#### [BRIEF]
Go through the data below line by line and report how many lines contain "auch", giving only that figure.

►

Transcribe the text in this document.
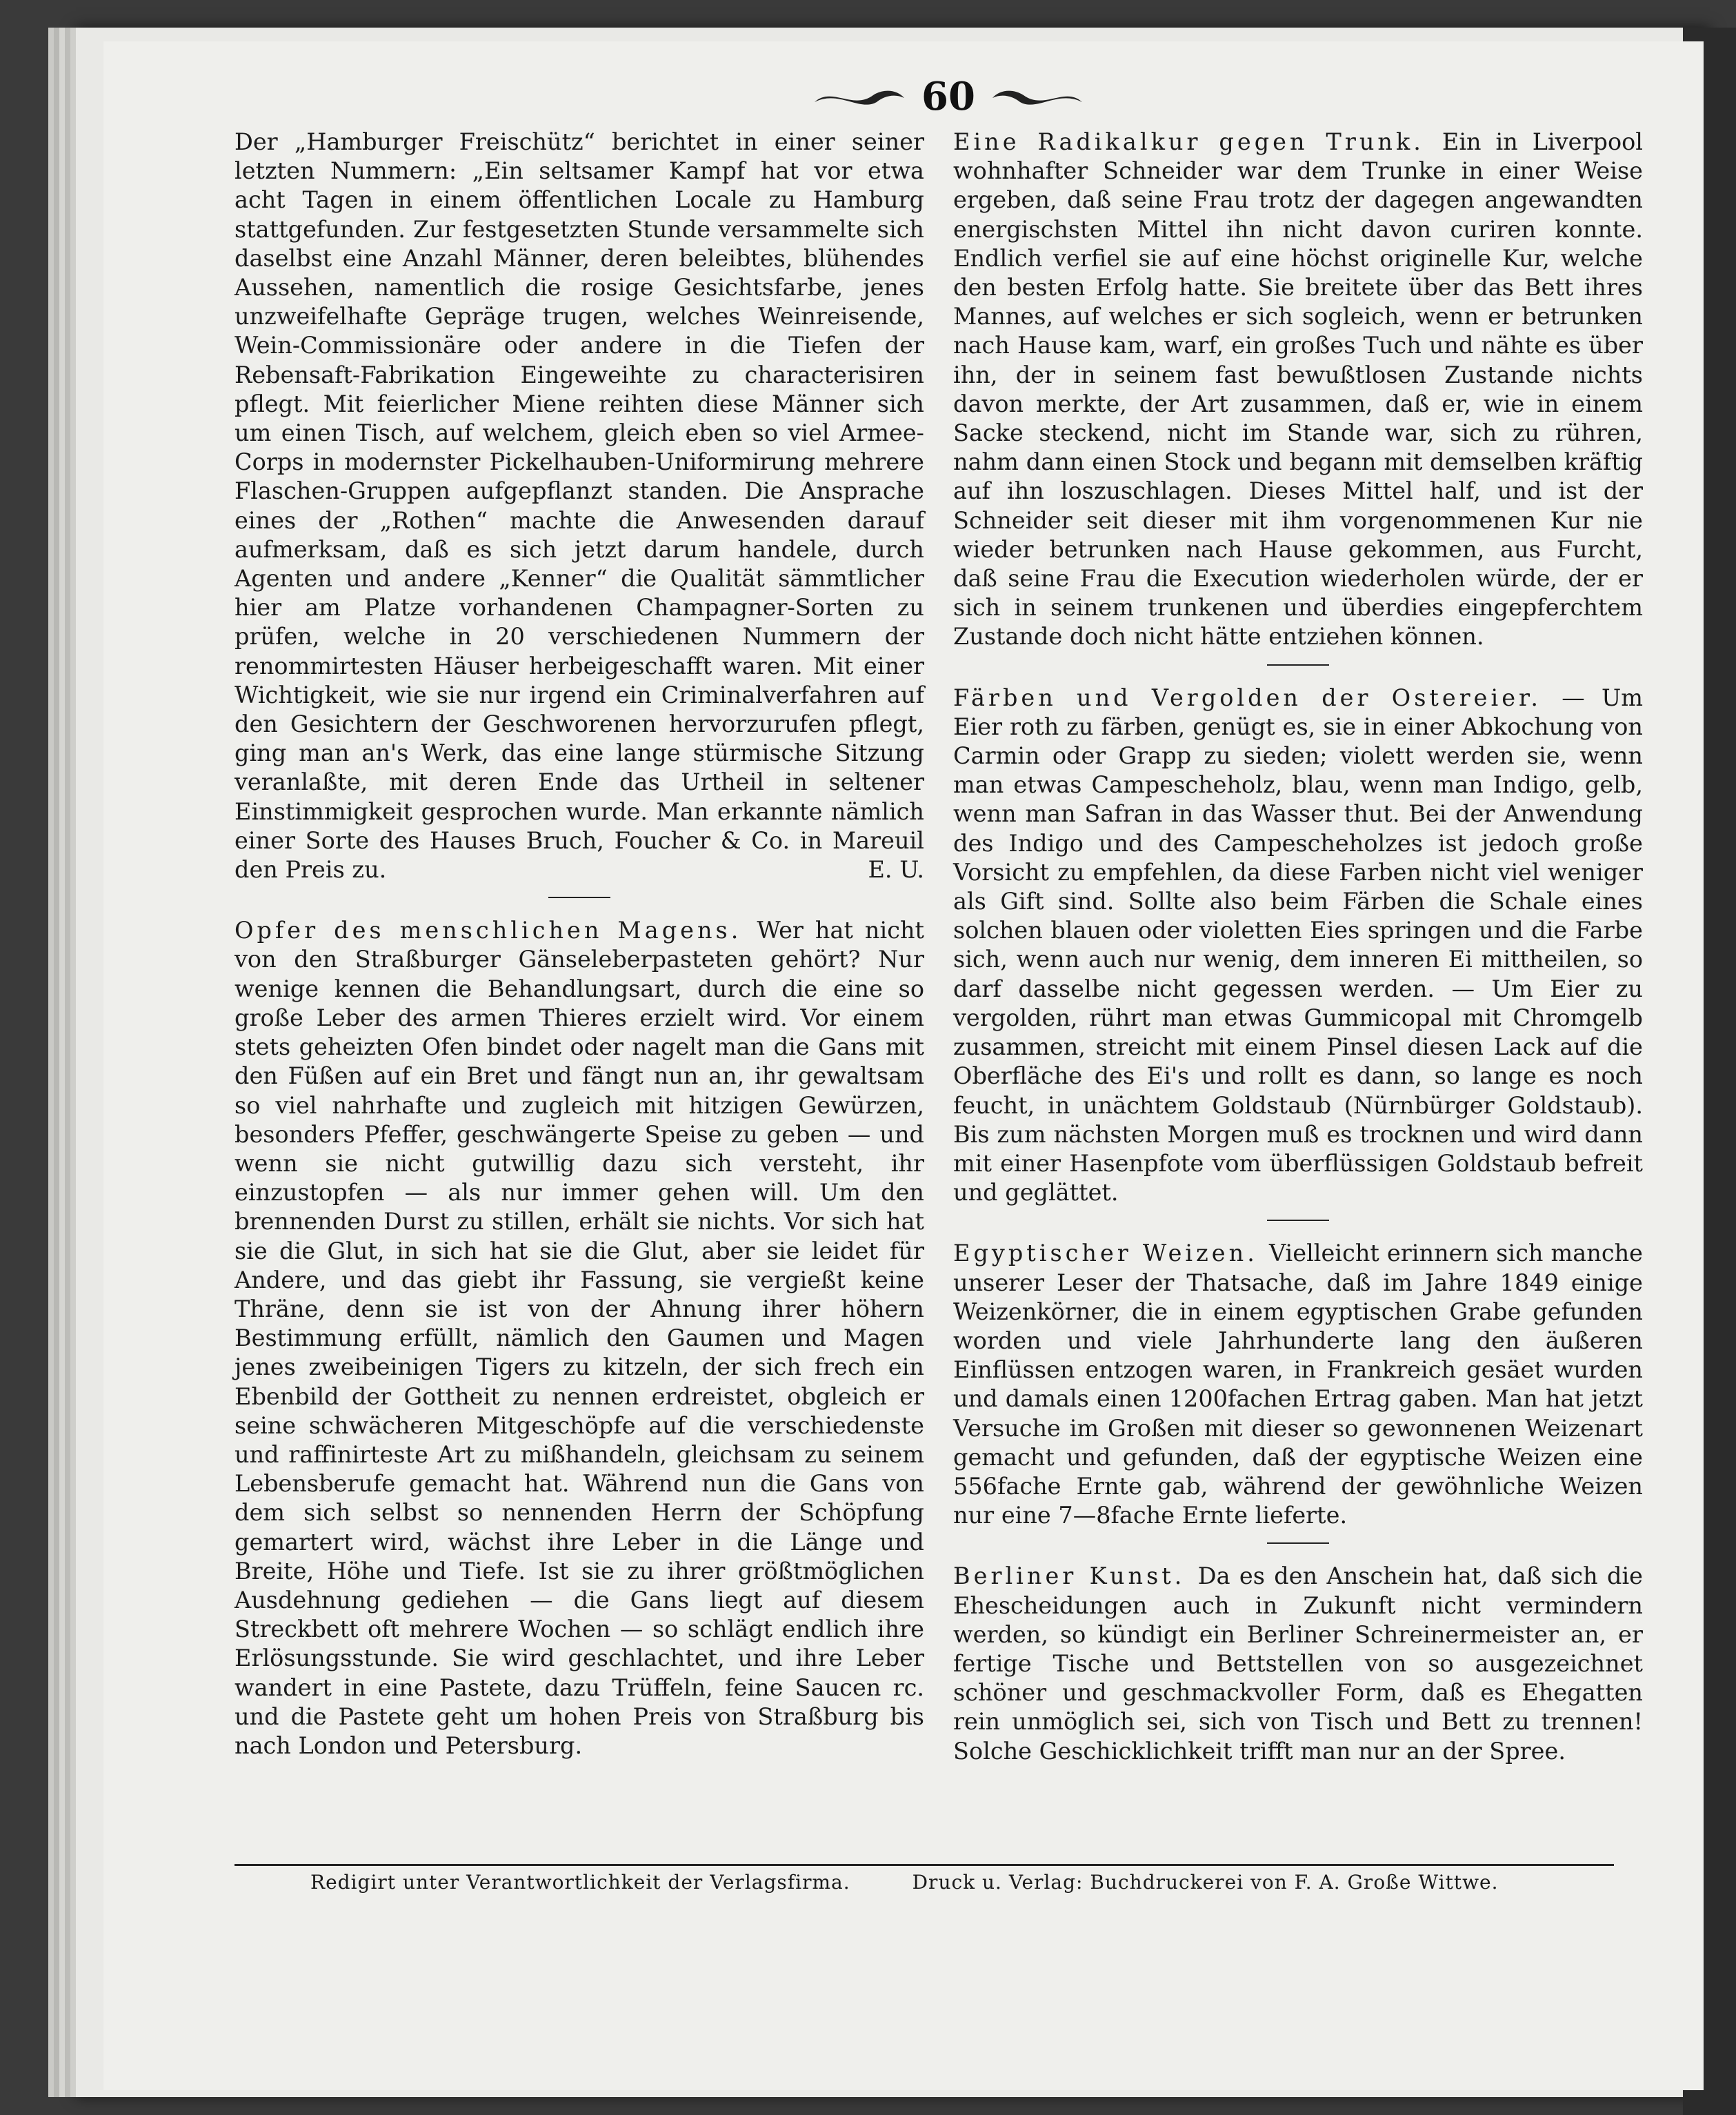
60

Der „Hamburger Freischütz“ berichtet in einer seiner letzten Nummern: „Ein seltsamer Kampf hat vor etwa acht Tagen in einem öffentlichen Locale zu Hamburg stattgefunden. Zur festgesetzten Stunde versammelte sich daselbst eine Anzahl Männer, deren beleibtes, blühendes Aussehen, namentlich die rosige Gesichtsfarbe, jenes unzweifelhafte Gepräge trugen, welches Weinreisende, Wein-Commissionäre oder andere in die Tiefen der Rebensaft-Fabrikation Eingeweihte zu characterisiren pflegt. Mit feierlicher Miene reihten diese Männer sich um einen Tisch, auf welchem, gleich eben so viel Armee-Corps in modernster Pickelhauben-Uniformirung mehrere Flaschen-Gruppen aufgepflanzt standen. Die Ansprache eines der „Rothen“ machte die Anwesenden darauf aufmerksam, daß es sich jetzt darum handele, durch Agenten und andere „Kenner“ die Qualität sämmtlicher hier am Platze vorhandenen Champagner-Sorten zu prüfen, welche in 20 verschiedenen Nummern der renommirtesten Häuser herbeigeschafft waren. Mit einer Wichtigkeit, wie sie nur irgend ein Criminalverfahren auf den Gesichtern der Geschworenen hervorzurufen pflegt, ging man an's Werk, das eine lange stürmische Sitzung veranlaßte, mit deren Ende das Urtheil in seltener Einstimmigkeit gesprochen wurde. Man erkannte nämlich einer Sorte des Hauses Bruch, Foucher & Co. in Mareuil den Preis zu.	E. U.

Opfer des menschlichen Magens. Wer hat nicht von den Straßburger Gänseleberpasteten gehört? Nur wenige kennen die Behandlungsart, durch die eine so große Leber des armen Thieres erzielt wird. Vor einem stets geheizten Ofen bindet oder nagelt man die Gans mit den Füßen auf ein Bret und fängt nun an, ihr gewaltsam so viel nahrhafte und zugleich mit hitzigen Gewürzen, besonders Pfeffer, geschwängerte Speise zu geben — und wenn sie nicht gutwillig dazu sich versteht, ihr einzustopfen — als nur immer gehen will. Um den brennenden Durst zu stillen, erhält sie nichts. Vor sich hat sie die Glut, in sich hat sie die Glut, aber sie leidet für Andere, und das giebt ihr Fassung, sie vergießt keine Thräne, denn sie ist von der Ahnung ihrer höhern Bestimmung erfüllt, nämlich den Gaumen und Magen jenes zweibeinigen Tigers zu kitzeln, der sich frech ein Ebenbild der Gottheit zu nennen erdreistet, obgleich er seine schwächeren Mitgeschöpfe auf die verschiedenste und raffinirteste Art zu mißhandeln, gleichsam zu seinem Lebensberufe gemacht hat. Während nun die Gans von dem sich selbst so nennenden Herrn der Schöpfung gemartert wird, wächst ihre Leber in die Länge und Breite, Höhe und Tiefe. Ist sie zu ihrer größtmöglichen Ausdehnung gediehen — die Gans liegt auf diesem Streckbett oft mehrere Wochen — so schlägt endlich ihre Erlösungsstunde. Sie wird geschlachtet, und ihre Leber wandert in eine Pastete, dazu Trüffeln, feine Saucen rc. und die Pastete geht um hohen Preis von Straßburg bis nach London und Petersburg.

Eine Radikalkur gegen Trunk. Ein in Liverpool wohnhafter Schneider war dem Trunke in einer Weise ergeben, daß seine Frau trotz der dagegen angewandten energischsten Mittel ihn nicht davon curiren konnte. Endlich verfiel sie auf eine höchst originelle Kur, welche den besten Erfolg hatte. Sie breitete über das Bett ihres Mannes, auf welches er sich sogleich, wenn er betrunken nach Hause kam, warf, ein großes Tuch und nähte es über ihn, der in seinem fast bewußtlosen Zustande nichts davon merkte, der Art zusammen, daß er, wie in einem Sacke steckend, nicht im Stande war, sich zu rühren, nahm dann einen Stock und begann mit demselben kräftig auf ihn loszuschlagen. Dieses Mittel half, und ist der Schneider seit dieser mit ihm vorgenommenen Kur nie wieder betrunken nach Hause gekommen, aus Furcht, daß seine Frau die Execution wiederholen würde, der er sich in seinem trunkenen und überdies eingepferchtem Zustande doch nicht hätte entziehen können.

Färben und Vergolden der Ostereier. — Um Eier roth zu färben, genügt es, sie in einer Abkochung von Carmin oder Grapp zu sieden; violett werden sie, wenn man etwas Campescheholz, blau, wenn man Indigo, gelb, wenn man Safran in das Wasser thut. Bei der Anwendung des Indigo und des Campescheholzes ist jedoch große Vorsicht zu empfehlen, da diese Farben nicht viel weniger als Gift sind. Sollte also beim Färben die Schale eines solchen blauen oder violetten Eies springen und die Farbe sich, wenn auch nur wenig, dem inneren Ei mittheilen, so darf dasselbe nicht gegessen werden. — Um Eier zu vergolden, rührt man etwas Gummicopal mit Chromgelb zusammen, streicht mit einem Pinsel diesen Lack auf die Oberfläche des Ei's und rollt es dann, so lange es noch feucht, in unächtem Goldstaub (Nürnbürger Goldstaub). Bis zum nächsten Morgen muß es trocknen und wird dann mit einer Hasenpfote vom überflüssigen Goldstaub befreit und geglättet.

Egyptischer Weizen. Vielleicht erinnern sich manche unserer Leser der Thatsache, daß im Jahre 1849 einige Weizenkörner, die in einem egyptischen Grabe gefunden worden und viele Jahrhunderte lang den äußeren Einflüssen entzogen waren, in Frankreich gesäet wurden und damals einen 1200fachen Ertrag gaben. Man hat jetzt Versuche im Großen mit dieser so gewonnenen Weizenart gemacht und gefunden, daß der egyptische Weizen eine 556fache Ernte gab, während der gewöhnliche Weizen nur eine 7—8fache Ernte lieferte.

Berliner Kunst. Da es den Anschein hat, daß sich die Ehescheidungen auch in Zukunft nicht vermindern werden, so kündigt ein Berliner Schreinermeister an, er fertige Tische und Bettstellen von so ausgezeichnet schöner und geschmackvoller Form, daß es Ehegatten rein unmöglich sei, sich von Tisch und Bett zu trennen! Solche Geschicklichkeit trifft man nur an der Spree.

Redigirt unter Verantwortlichkeit der Verlagsfirma.	Druck u. Verlag: Buchdruckerei von F. A. Große Wittwe.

◄

#### [ANSWER SECTION]
2